EXTRACT:
## Start
Tom Cruse (born 30 March 1989) is an English rugby union player who plays hooker for Edinburgh Rugby.

Cruse began his senior playing career at Stockport RUFC where his talent was apparent, earning him a place at the Sale Sharks academy. After a season with Sale, he signed his first professional contract with Rotherham Titans in the RFU Championship from the 2013-14 season. 

Cruse was the stand-out hooker in the RFU Championship in the 2015 season while playing for Rotherham Titans, before signing with London Irish for the 2015/16 season. 

In early March 2016, Cruse announced his move to Wasps for that season. Since then, Cruse has earned a reputation as one of the most mobile front row forwards in the Premiership. He signed a contract extension ahead of the 2021–22 season.
## End
RECORDED DATA:
## Start
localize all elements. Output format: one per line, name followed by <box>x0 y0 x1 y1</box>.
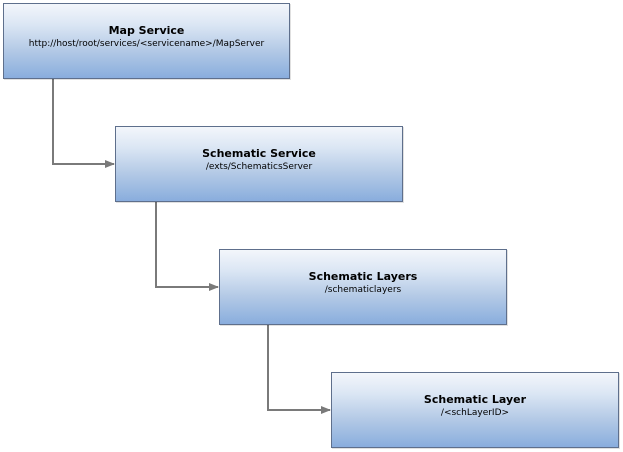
## End
EXERCISE DIRECTIONS:
Please list every rugby club that the text on Tom Cruse names.

IN RESPONSE:
Edinburgh Rugby, Stockport RUFC, Sale Sharks, Rotherham Titans, London Irish, Wasps